[START RAW RECORDS]
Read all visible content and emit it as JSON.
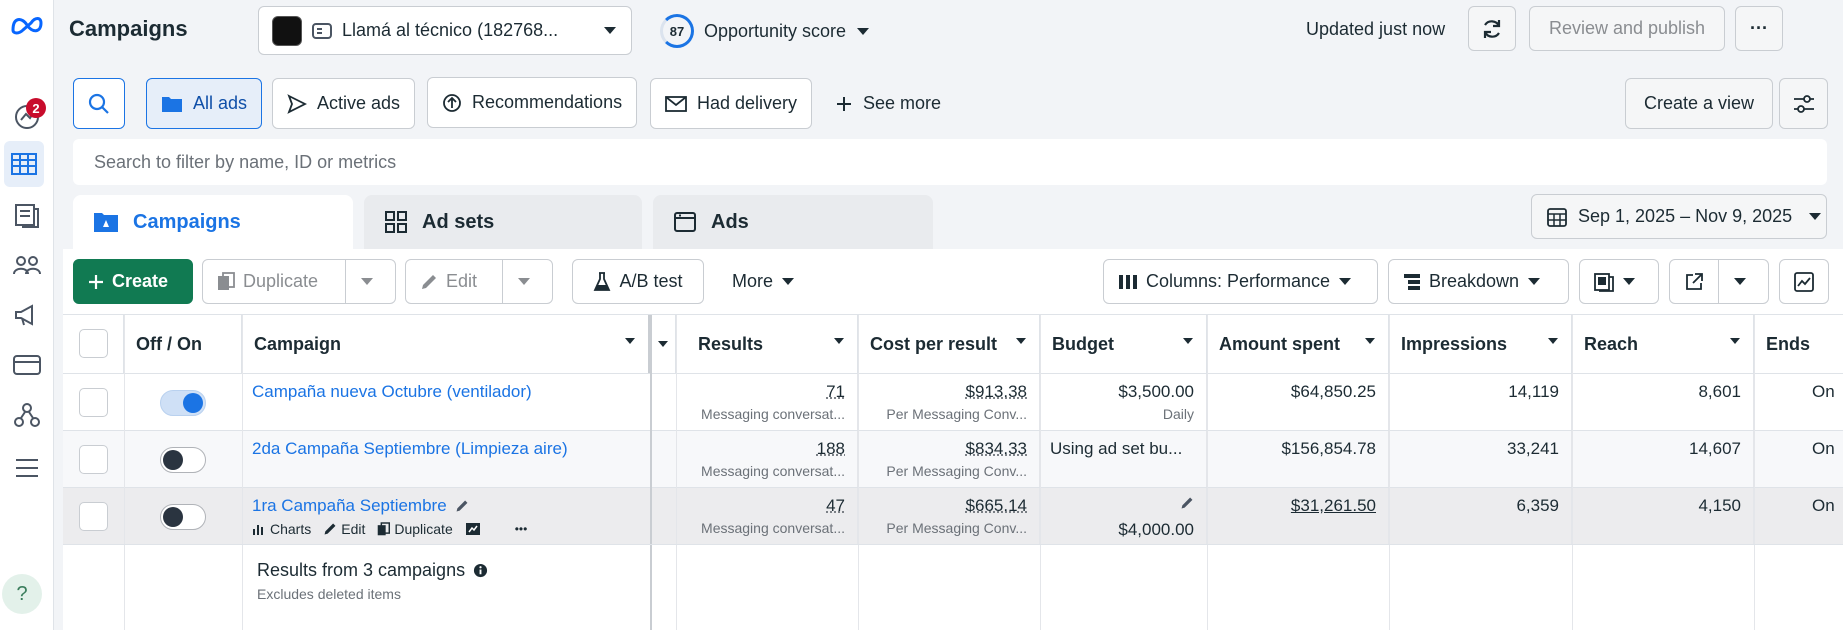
{
  "header": {
    "title": "Campaigns",
    "account_name": "Llamá al técnico (182768...",
    "opportunity_score_value": "87",
    "opportunity_score_label": "Opportunity score",
    "updated": "Updated just now",
    "review_publish": "Review and publish",
    "more_glyph": "···"
  },
  "rail": {
    "notifications_count": "2",
    "help_glyph": "?"
  },
  "filters": {
    "chips": [
      "All ads",
      "Active ads",
      "Recommendations",
      "Had delivery"
    ],
    "see_more": "See more",
    "create_view": "Create a view",
    "search_placeholder": "Search to filter by name, ID or metrics"
  },
  "level_tabs": [
    "Campaigns",
    "Ad sets",
    "Ads"
  ],
  "date_range": "Sep 1, 2025 – Nov 9, 2025",
  "toolbar": {
    "create": "Create",
    "duplicate": "Duplicate",
    "edit": "Edit",
    "ab_test": "A/B test",
    "more": "More",
    "columns": "Columns: Performance",
    "breakdown": "Breakdown"
  },
  "table": {
    "headers": {
      "off_on": "Off / On",
      "campaign": "Campaign",
      "results": "Results",
      "cost_per_result": "Cost per result",
      "budget": "Budget",
      "amount_spent": "Amount spent",
      "impressions": "Impressions",
      "reach": "Reach",
      "ends": "Ends"
    },
    "rows": [
      {
        "on": true,
        "name": "Campaña nueva Octubre (ventilador)",
        "results": "71",
        "results_sub": "Messaging conversat...",
        "cost": "$913.38",
        "cost_sub": "Per Messaging Conv...",
        "budget": "$3,500.00",
        "budget_sub": "Daily",
        "spent": "$64,850.25",
        "impressions": "14,119",
        "reach": "8,601",
        "ends": "On"
      },
      {
        "on": false,
        "name": "2da Campaña Septiembre (Limpieza aire)",
        "results": "188",
        "results_sub": "Messaging conversat...",
        "cost": "$834.33",
        "cost_sub": "Per Messaging Conv...",
        "budget": "Using ad set bu...",
        "budget_sub": "",
        "spent": "$156,854.78",
        "impressions": "33,241",
        "reach": "14,607",
        "ends": "On"
      },
      {
        "on": false,
        "name": "1ra Campaña Septiembre",
        "results": "47",
        "results_sub": "Messaging conversat...",
        "cost": "$665.14",
        "cost_sub": "Per Messaging Conv...",
        "budget": "$4,000.00",
        "budget_sub": "",
        "spent": "$31,261.50",
        "impressions": "6,359",
        "reach": "4,150",
        "ends": "On"
      }
    ],
    "row_actions": {
      "charts": "Charts",
      "edit": "Edit",
      "duplicate": "Duplicate",
      "more": "•••"
    },
    "footer_title": "Results from 3 campaigns",
    "footer_sub": "Excludes deleted items"
  },
  "colors": {
    "accent": "#1b74e4",
    "create": "#117a52",
    "badge": "#c80c2c"
  }
}
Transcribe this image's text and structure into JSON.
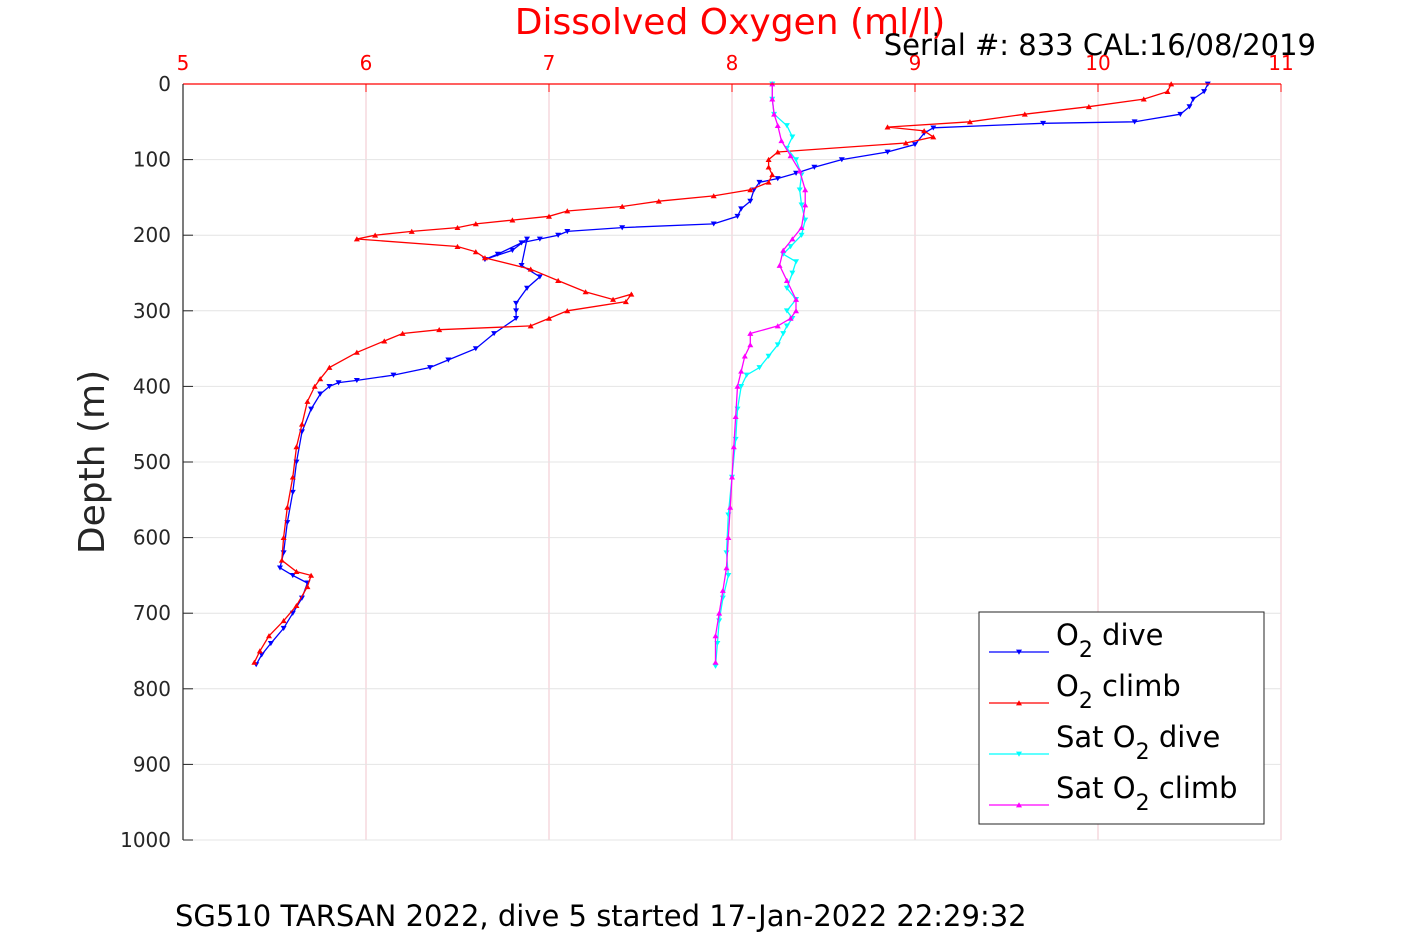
[END RAW RECORDS]
Repeat all the data as it stands, dropping any images it holds.

◆ SOLUTION TO THIS PROBLEM:
Read all visible content and emit it as JSON.
{
  "header": {
    "title": "Campaigns",
    "account_name": "Llamá al técnico (182768...",
    "opportunity_score_value": "87",
    "opportunity_score_label": "Opportunity score",
    "updated": "Updated just now",
    "review_publish": "Review and publish",
    "more_glyph": "···"
  },
  "rail": {
    "notifications_count": "2",
    "help_glyph": "?"
  },
  "filters": {
    "chips": [
      "All ads",
      "Active ads",
      "Recommendations",
      "Had delivery"
    ],
    "see_more": "See more",
    "create_view": "Create a view",
    "search_placeholder": "Search to filter by name, ID or metrics"
  },
  "level_tabs": [
    "Campaigns",
    "Ad sets",
    "Ads"
  ],
  "date_range": "Sep 1, 2025 – Nov 9, 2025",
  "toolbar": {
    "create": "Create",
    "duplicate": "Duplicate",
    "edit": "Edit",
    "ab_test": "A/B test",
    "more": "More",
    "columns": "Columns: Performance",
    "breakdown": "Breakdown"
  },
  "table": {
    "headers": {
      "off_on": "Off / On",
      "campaign": "Campaign",
      "results": "Results",
      "cost_per_result": "Cost per result",
      "budget": "Budget",
      "amount_spent": "Amount spent",
      "impressions": "Impressions",
      "reach": "Reach",
      "ends": "Ends"
    },
    "rows": [
      {
        "on": true,
        "name": "Campaña nueva Octubre (ventilador)",
        "results": "71",
        "results_sub": "Messaging conversat...",
        "cost": "$913.38",
        "cost_sub": "Per Messaging Conv...",
        "budget": "$3,500.00",
        "budget_sub": "Daily",
        "spent": "$64,850.25",
        "impressions": "14,119",
        "reach": "8,601",
        "ends": "On"
      },
      {
        "on": false,
        "name": "2da Campaña Septiembre (Limpieza aire)",
        "results": "188",
        "results_sub": "Messaging conversat...",
        "cost": "$834.33",
        "cost_sub": "Per Messaging Conv...",
        "budget": "Using ad set bu...",
        "budget_sub": "",
        "spent": "$156,854.78",
        "impressions": "33,241",
        "reach": "14,607",
        "ends": "On"
      },
      {
        "on": false,
        "name": "1ra Campaña Septiembre",
        "results": "47",
        "results_sub": "Messaging conversat...",
        "cost": "$665.14",
        "cost_sub": "Per Messaging Conv...",
        "budget": "$4,000.00",
        "budget_sub": "",
        "spent": "$31,261.50",
        "impressions": "6,359",
        "reach": "4,150",
        "ends": "On"
      }
    ],
    "row_actions": {
      "charts": "Charts",
      "edit": "Edit",
      "duplicate": "Duplicate",
      "more": "•••"
    },
    "footer_title": "Results from 3 campaigns",
    "footer_sub": "Excludes deleted items"
  },
  "colors": {
    "accent": "#1b74e4",
    "create": "#117a52",
    "badge": "#c80c2c"
  }
}
Transcribe this image's text and structure into JSON.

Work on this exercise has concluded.